WHAT YOU NEED TO DO –
Without the images, write out the whole listing exactly.
++++ DATA SUPPLIED
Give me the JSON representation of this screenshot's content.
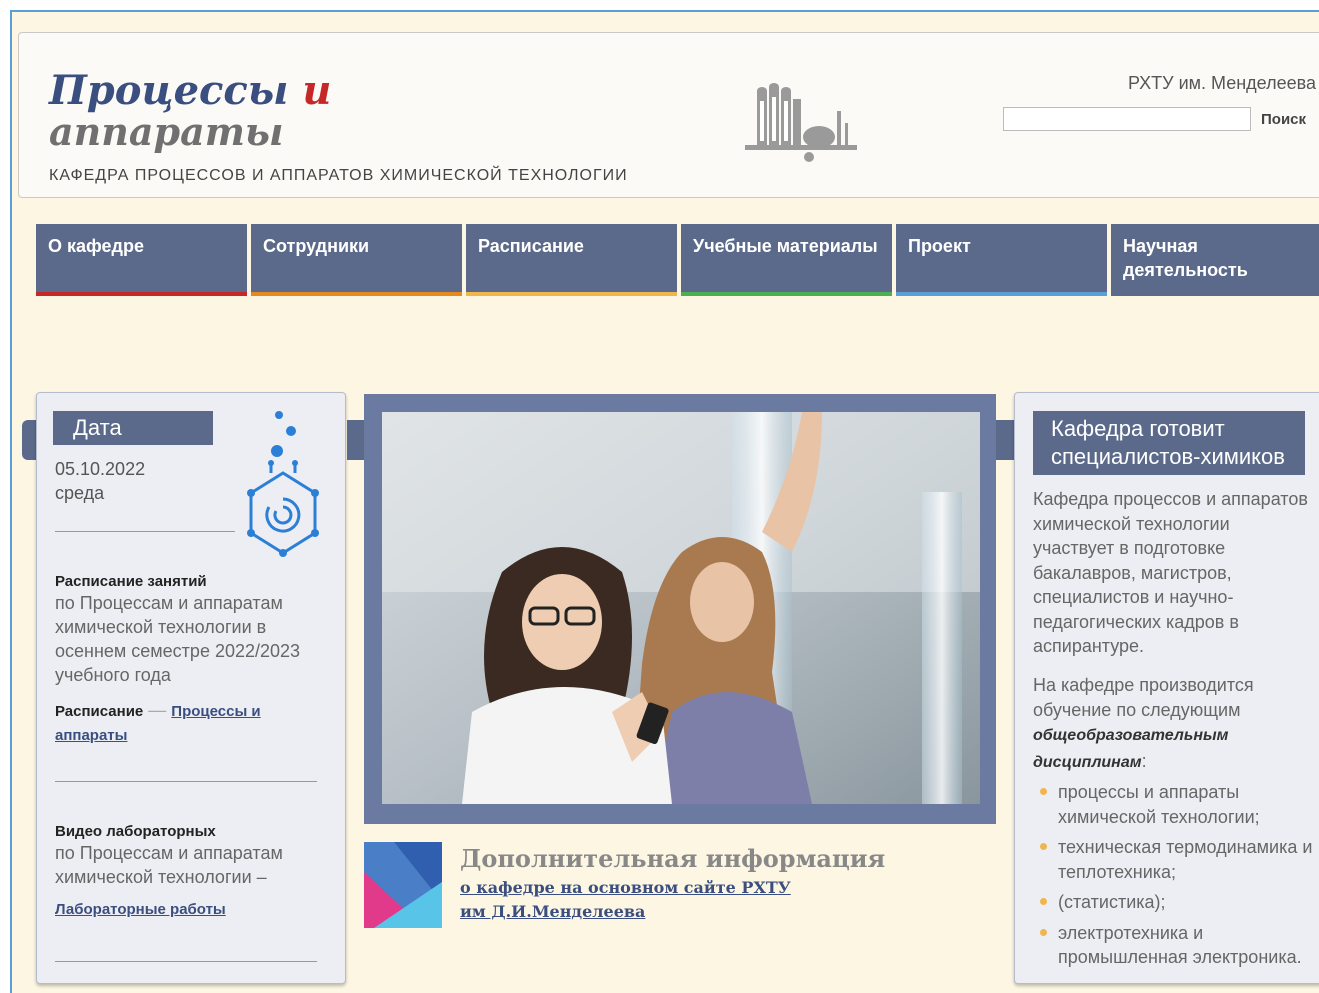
{
  "header": {
    "logo_line1_a": "Процессы",
    "logo_line1_b": "и",
    "logo_line2": "аппараты",
    "tagline": "КАФЕДРА ПРОЦЕССОВ И АППАРАТОВ ХИМИЧЕСКОЙ ТЕХНОЛОГИИ",
    "university": "РХТУ им. Менделеева",
    "search_button": "Поиск",
    "search_value": ""
  },
  "nav": {
    "items": [
      {
        "label": "О кафедре",
        "accent": "#c62828"
      },
      {
        "label": "Сотрудники",
        "accent": "#e58a1f"
      },
      {
        "label": "Расписание",
        "accent": "#f0b64c"
      },
      {
        "label": "Учебные материалы",
        "accent": "#4caf50"
      },
      {
        "label": "Проект",
        "accent": "#5aa0d8"
      },
      {
        "label": "Научная деятельность",
        "accent": "#5b6a8b"
      }
    ]
  },
  "left_panel": {
    "date_label": "Дата",
    "date": "05.10.2022",
    "weekday": "среда",
    "schedule_title": "Расписание занятий",
    "schedule_text": "по Процессам и аппаратам химической технологии в осеннем семестре 2022/2023 учебного года",
    "schedule_label": "Расписание",
    "schedule_dash": "—",
    "schedule_link": "Процессы и аппараты",
    "video_title": "Видео лабораторных",
    "video_text": "по Процессам и аппаратам химической технологии  –",
    "video_link": "Лабораторные работы"
  },
  "center": {
    "info_title": "Дополнительная информация",
    "info_link_line1": "о кафедре на основном сайте РХТУ",
    "info_link_line2": "им Д.И.Менделеева"
  },
  "right_panel": {
    "heading": "Кафедра готовит специалистов-химиков",
    "paragraph1": "Кафедра процессов и аппаратов химической технологии участвует в подготовке бакалавров, магистров, специалистов и научно-педагогических кадров в аспирантуре.",
    "paragraph2_lead": "На кафедре  производится обучение по следующим",
    "paragraph2_em": "общеобразовательным дисциплинам",
    "paragraph2_end": ":",
    "disciplines": [
      "процессы и аппараты химической технологии;",
      "техническая термодинамика и теплотехника;",
      "(статистика);",
      "электротехника и промышленная электроника."
    ]
  },
  "colors": {
    "nav_bg": "#5b6a8b",
    "page_bg": "#fdf6e3",
    "brand_blue": "#3a4f80",
    "brand_red": "#c62828"
  }
}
++++++++
THE RESULT –
Give me the JSON representation of this screenshot's content.
{
  "header": {
    "logo_line1_a": "Процессы",
    "logo_line1_b": "и",
    "logo_line2": "аппараты",
    "tagline": "КАФЕДРА ПРОЦЕССОВ И АППАРАТОВ ХИМИЧЕСКОЙ ТЕХНОЛОГИИ",
    "university": "РХТУ им. Менделеева",
    "search_button": "Поиск",
    "search_value": ""
  },
  "nav": {
    "items": [
      {
        "label": "О кафедре",
        "accent": "#c62828"
      },
      {
        "label": "Сотрудники",
        "accent": "#e58a1f"
      },
      {
        "label": "Расписание",
        "accent": "#f0b64c"
      },
      {
        "label": "Учебные материалы",
        "accent": "#4caf50"
      },
      {
        "label": "Проект",
        "accent": "#5aa0d8"
      },
      {
        "label": "Научная деятельность",
        "accent": "#5b6a8b"
      }
    ]
  },
  "left_panel": {
    "date_label": "Дата",
    "date": "05.10.2022",
    "weekday": "среда",
    "schedule_title": "Расписание занятий",
    "schedule_text": "по Процессам и аппаратам химической технологии в осеннем семестре 2022/2023 учебного года",
    "schedule_label": "Расписание",
    "schedule_dash": "—",
    "schedule_link": "Процессы и аппараты",
    "video_title": "Видео лабораторных",
    "video_text": "по Процессам и аппаратам химической технологии  –",
    "video_link": "Лабораторные работы"
  },
  "center": {
    "info_title": "Дополнительная информация",
    "info_link_line1": "о кафедре на основном сайте РХТУ",
    "info_link_line2": "им Д.И.Менделеева"
  },
  "right_panel": {
    "heading": "Кафедра готовит специалистов-химиков",
    "paragraph1": "Кафедра процессов и аппаратов химической технологии участвует в подготовке бакалавров, магистров, специалистов и научно-педагогических кадров в аспирантуре.",
    "paragraph2_lead": "На кафедре  производится обучение по следующим",
    "paragraph2_em": "общеобразовательным дисциплинам",
    "paragraph2_end": ":",
    "disciplines": [
      "процессы и аппараты химической технологии;",
      "техническая термодинамика и теплотехника;",
      "(статистика);",
      "электротехника и промышленная электроника."
    ]
  },
  "colors": {
    "nav_bg": "#5b6a8b",
    "page_bg": "#fdf6e3",
    "brand_blue": "#3a4f80",
    "brand_red": "#c62828"
  }
}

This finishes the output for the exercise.